**WORK REQUIRED:**
Repeat the data below exactly, dropping any pictures it holds.

**RAW DATA:**
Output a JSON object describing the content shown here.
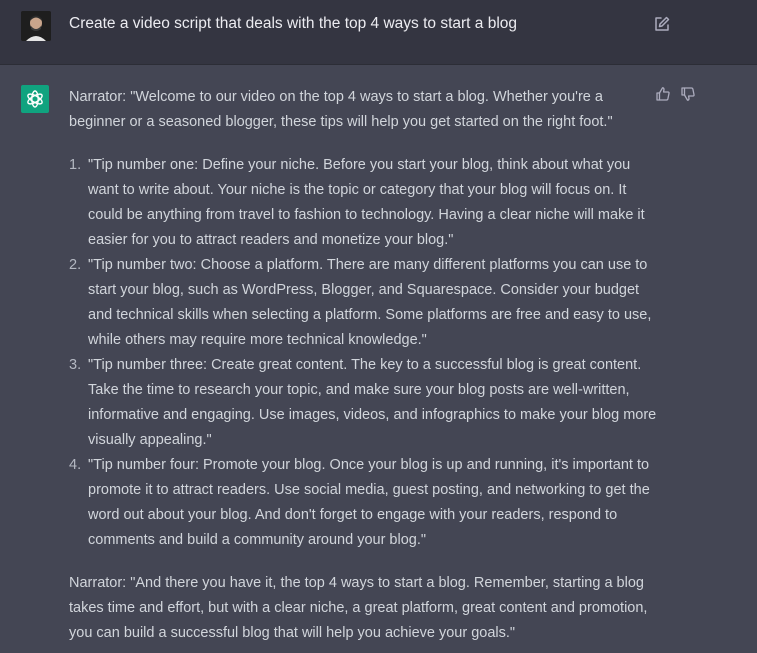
{
  "user_message": {
    "text": "Create a video script that deals with the top 4 ways to start a blog"
  },
  "assistant": {
    "intro": "Narrator: \"Welcome to our video on the top 4 ways to start a blog. Whether you're a beginner or a seasoned blogger, these tips will help you get started on the right foot.\"",
    "tips": [
      {
        "num": "1.",
        "text": "\"Tip number one: Define your niche. Before you start your blog, think about what you want to write about. Your niche is the topic or category that your blog will focus on. It could be anything from travel to fashion to technology. Having a clear niche will make it easier for you to attract readers and monetize your blog.\""
      },
      {
        "num": "2.",
        "text": "\"Tip number two: Choose a platform. There are many different platforms you can use to start your blog, such as WordPress, Blogger, and Squarespace. Consider your budget and technical skills when selecting a platform. Some platforms are free and easy to use, while others may require more technical knowledge.\""
      },
      {
        "num": "3.",
        "text": "\"Tip number three: Create great content. The key to a successful blog is great content. Take the time to research your topic, and make sure your blog posts are well-written, informative and engaging. Use images, videos, and infographics to make your blog more visually appealing.\""
      },
      {
        "num": "4.",
        "text": "\"Tip number four: Promote your blog. Once your blog is up and running, it's important to promote it to attract readers. Use social media, guest posting, and networking to get the word out about your blog. And don't forget to engage with your readers, respond to comments and build a community around your blog.\""
      }
    ],
    "outro": "Narrator: \"And there you have it, the top 4 ways to start a blog. Remember, starting a blog takes time and effort, but with a clear niche, a great platform, great content and promotion, you can build a successful blog that will help you achieve your goals.\""
  },
  "icons": {
    "user_avatar": "user-avatar-photo",
    "edit": "edit-icon",
    "bot_avatar": "openai-logo-icon",
    "thumbs_up": "thumbs-up-icon",
    "thumbs_down": "thumbs-down-icon"
  },
  "colors": {
    "user_bg": "#343541",
    "assistant_bg": "#444654",
    "bot_accent": "#10a37f",
    "text": "#d1d5db"
  }
}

**ANSWER TO THE PROBLEM:**
Output a JSON object describing the content shown here.
{
  "user_message": {
    "text": "Create a video script that deals with the top 4 ways to start a blog"
  },
  "assistant": {
    "intro": "Narrator: \"Welcome to our video on the top 4 ways to start a blog. Whether you're a beginner or a seasoned blogger, these tips will help you get started on the right foot.\"",
    "tips": [
      {
        "num": "1.",
        "text": "\"Tip number one: Define your niche. Before you start your blog, think about what you want to write about. Your niche is the topic or category that your blog will focus on. It could be anything from travel to fashion to technology. Having a clear niche will make it easier for you to attract readers and monetize your blog.\""
      },
      {
        "num": "2.",
        "text": "\"Tip number two: Choose a platform. There are many different platforms you can use to start your blog, such as WordPress, Blogger, and Squarespace. Consider your budget and technical skills when selecting a platform. Some platforms are free and easy to use, while others may require more technical knowledge.\""
      },
      {
        "num": "3.",
        "text": "\"Tip number three: Create great content. The key to a successful blog is great content. Take the time to research your topic, and make sure your blog posts are well-written, informative and engaging. Use images, videos, and infographics to make your blog more visually appealing.\""
      },
      {
        "num": "4.",
        "text": "\"Tip number four: Promote your blog. Once your blog is up and running, it's important to promote it to attract readers. Use social media, guest posting, and networking to get the word out about your blog. And don't forget to engage with your readers, respond to comments and build a community around your blog.\""
      }
    ],
    "outro": "Narrator: \"And there you have it, the top 4 ways to start a blog. Remember, starting a blog takes time and effort, but with a clear niche, a great platform, great content and promotion, you can build a successful blog that will help you achieve your goals.\""
  },
  "icons": {
    "user_avatar": "user-avatar-photo",
    "edit": "edit-icon",
    "bot_avatar": "openai-logo-icon",
    "thumbs_up": "thumbs-up-icon",
    "thumbs_down": "thumbs-down-icon"
  },
  "colors": {
    "user_bg": "#343541",
    "assistant_bg": "#444654",
    "bot_accent": "#10a37f",
    "text": "#d1d5db"
  }
}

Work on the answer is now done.